* _Your goal_
Reproduce the entries below, changing each "console-line" to "terminal-line" and keeping everything else identical.

--- START Information provided ---

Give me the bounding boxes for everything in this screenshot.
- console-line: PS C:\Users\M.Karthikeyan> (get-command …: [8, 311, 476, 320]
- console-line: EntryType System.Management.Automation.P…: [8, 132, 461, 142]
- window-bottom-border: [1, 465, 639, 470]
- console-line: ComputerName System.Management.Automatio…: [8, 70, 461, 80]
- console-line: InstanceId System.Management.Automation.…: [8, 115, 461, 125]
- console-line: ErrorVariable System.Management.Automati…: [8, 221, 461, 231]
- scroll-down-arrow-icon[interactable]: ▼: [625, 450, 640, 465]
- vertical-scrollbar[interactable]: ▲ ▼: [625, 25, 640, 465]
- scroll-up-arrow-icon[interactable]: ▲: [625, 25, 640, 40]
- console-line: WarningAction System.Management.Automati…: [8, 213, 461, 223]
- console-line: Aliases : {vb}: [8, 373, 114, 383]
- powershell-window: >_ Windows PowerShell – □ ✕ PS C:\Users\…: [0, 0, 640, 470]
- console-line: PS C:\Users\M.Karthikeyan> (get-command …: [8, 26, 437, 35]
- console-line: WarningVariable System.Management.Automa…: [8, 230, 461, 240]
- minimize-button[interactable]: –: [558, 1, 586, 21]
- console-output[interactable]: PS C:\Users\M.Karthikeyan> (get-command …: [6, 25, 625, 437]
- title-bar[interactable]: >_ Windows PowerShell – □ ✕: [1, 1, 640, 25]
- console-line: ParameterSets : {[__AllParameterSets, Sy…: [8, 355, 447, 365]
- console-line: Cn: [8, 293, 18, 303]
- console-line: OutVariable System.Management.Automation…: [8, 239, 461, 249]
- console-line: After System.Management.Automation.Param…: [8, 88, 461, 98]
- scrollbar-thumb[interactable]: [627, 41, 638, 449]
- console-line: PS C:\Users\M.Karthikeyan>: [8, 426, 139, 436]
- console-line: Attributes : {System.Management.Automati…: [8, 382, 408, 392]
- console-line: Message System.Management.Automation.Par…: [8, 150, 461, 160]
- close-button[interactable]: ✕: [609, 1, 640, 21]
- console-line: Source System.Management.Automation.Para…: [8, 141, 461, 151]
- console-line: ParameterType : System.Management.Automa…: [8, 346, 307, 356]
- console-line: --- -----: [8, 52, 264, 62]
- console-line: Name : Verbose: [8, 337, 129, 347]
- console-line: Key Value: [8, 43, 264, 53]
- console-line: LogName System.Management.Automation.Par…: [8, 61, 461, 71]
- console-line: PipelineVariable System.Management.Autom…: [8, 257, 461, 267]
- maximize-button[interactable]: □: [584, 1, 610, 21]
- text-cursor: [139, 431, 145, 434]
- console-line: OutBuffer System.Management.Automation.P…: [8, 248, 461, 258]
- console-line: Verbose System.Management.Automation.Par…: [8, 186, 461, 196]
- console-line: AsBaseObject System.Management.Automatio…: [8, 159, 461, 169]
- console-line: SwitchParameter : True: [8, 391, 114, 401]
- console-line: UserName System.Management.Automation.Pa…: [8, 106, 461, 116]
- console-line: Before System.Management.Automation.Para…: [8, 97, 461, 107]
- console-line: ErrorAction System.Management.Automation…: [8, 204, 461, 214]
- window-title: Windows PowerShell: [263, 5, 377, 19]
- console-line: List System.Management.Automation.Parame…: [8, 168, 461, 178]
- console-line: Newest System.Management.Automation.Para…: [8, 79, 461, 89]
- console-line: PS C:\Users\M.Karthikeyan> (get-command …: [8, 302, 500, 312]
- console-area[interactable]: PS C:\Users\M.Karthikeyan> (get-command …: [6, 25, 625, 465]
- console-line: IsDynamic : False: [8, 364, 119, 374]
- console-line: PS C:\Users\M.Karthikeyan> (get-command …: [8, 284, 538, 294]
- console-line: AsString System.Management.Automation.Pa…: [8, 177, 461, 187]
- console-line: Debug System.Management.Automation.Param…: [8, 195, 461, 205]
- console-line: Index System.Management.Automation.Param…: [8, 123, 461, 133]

--- END Information provided ---

* _Output of the exercise_
Give me the bounding boxes for everything in this screenshot.
- terminal-line: PS C:\Users\M.Karthikeyan> (get-command …: [8, 311, 476, 320]
- terminal-line: EntryType System.Management.Automation.P…: [8, 132, 461, 142]
- window-bottom-border: [1, 465, 639, 470]
- terminal-line: ComputerName System.Management.Automatio…: [8, 70, 461, 80]
- terminal-line: InstanceId System.Management.Automation.…: [8, 115, 461, 125]
- terminal-line: ErrorVariable System.Management.Automati…: [8, 221, 461, 231]
- scroll-down-arrow-icon[interactable]: ▼: [625, 450, 640, 465]
- vertical-scrollbar[interactable]: ▲ ▼: [625, 25, 640, 465]
- scroll-up-arrow-icon[interactable]: ▲: [625, 25, 640, 40]
- terminal-line: WarningAction System.Management.Automati…: [8, 213, 461, 223]
- terminal-line: Aliases : {vb}: [8, 373, 114, 383]
- powershell-window: >_ Windows PowerShell – □ ✕ PS C:\Users\…: [0, 0, 640, 470]
- terminal-line: PS C:\Users\M.Karthikeyan> (get-command …: [8, 26, 437, 35]
- terminal-line: WarningVariable System.Management.Automa…: [8, 230, 461, 240]
- minimize-button[interactable]: –: [558, 1, 586, 21]
- console-output[interactable]: PS C:\Users\M.Karthikeyan> (get-command …: [6, 25, 625, 437]
- title-bar[interactable]: >_ Windows PowerShell – □ ✕: [1, 1, 640, 25]
- terminal-line: ParameterSets : {[__AllParameterSets, Sy…: [8, 355, 447, 365]
- terminal-line: Cn: [8, 293, 18, 303]
- terminal-line: OutVariable System.Management.Automation…: [8, 239, 461, 249]
- terminal-line: After System.Management.Automation.Param…: [8, 88, 461, 98]
- scrollbar-thumb[interactable]: [627, 41, 638, 449]
- terminal-line: PS C:\Users\M.Karthikeyan>: [8, 426, 139, 436]
- terminal-line: Attributes : {System.Management.Automati…: [8, 382, 408, 392]
- terminal-line: Message System.Management.Automation.Par…: [8, 150, 461, 160]
- close-button[interactable]: ✕: [609, 1, 640, 21]
- terminal-line: Source System.Management.Automation.Para…: [8, 141, 461, 151]
- terminal-line: ParameterType : System.Management.Automa…: [8, 346, 307, 356]
- terminal-line: --- -----: [8, 52, 264, 62]
- terminal-line: Name : Verbose: [8, 337, 129, 347]
- terminal-line: Key Value: [8, 43, 264, 53]
- terminal-line: LogName System.Management.Automation.Par…: [8, 61, 461, 71]
- terminal-line: PipelineVariable System.Management.Autom…: [8, 257, 461, 267]
- maximize-button[interactable]: □: [584, 1, 610, 21]
- text-cursor: [139, 431, 145, 434]
- terminal-line: OutBuffer System.Management.Automation.P…: [8, 248, 461, 258]
- terminal-line: Verbose System.Management.Automation.Par…: [8, 186, 461, 196]
- terminal-line: AsBaseObject System.Management.Automatio…: [8, 159, 461, 169]
- terminal-line: SwitchParameter : True: [8, 391, 114, 401]
- terminal-line: UserName System.Management.Automation.Pa…: [8, 106, 461, 116]
- terminal-line: Before System.Management.Automation.Para…: [8, 97, 461, 107]
- terminal-line: ErrorAction System.Management.Automation…: [8, 204, 461, 214]
- window-title: Windows PowerShell: [263, 5, 377, 19]
- terminal-line: List System.Management.Automation.Parame…: [8, 168, 461, 178]
- terminal-line: Newest System.Management.Automation.Para…: [8, 79, 461, 89]
- terminal-line: PS C:\Users\M.Karthikeyan> (get-command …: [8, 302, 500, 312]
- console-area[interactable]: PS C:\Users\M.Karthikeyan> (get-command …: [6, 25, 625, 465]
- terminal-line: IsDynamic : False: [8, 364, 119, 374]
- terminal-line: PS C:\Users\M.Karthikeyan> (get-command …: [8, 284, 538, 294]
- terminal-line: AsString System.Management.Automation.Pa…: [8, 177, 461, 187]
- terminal-line: Debug System.Management.Automation.Param…: [8, 195, 461, 205]
- terminal-line: Index System.Management.Automation.Param…: [8, 123, 461, 133]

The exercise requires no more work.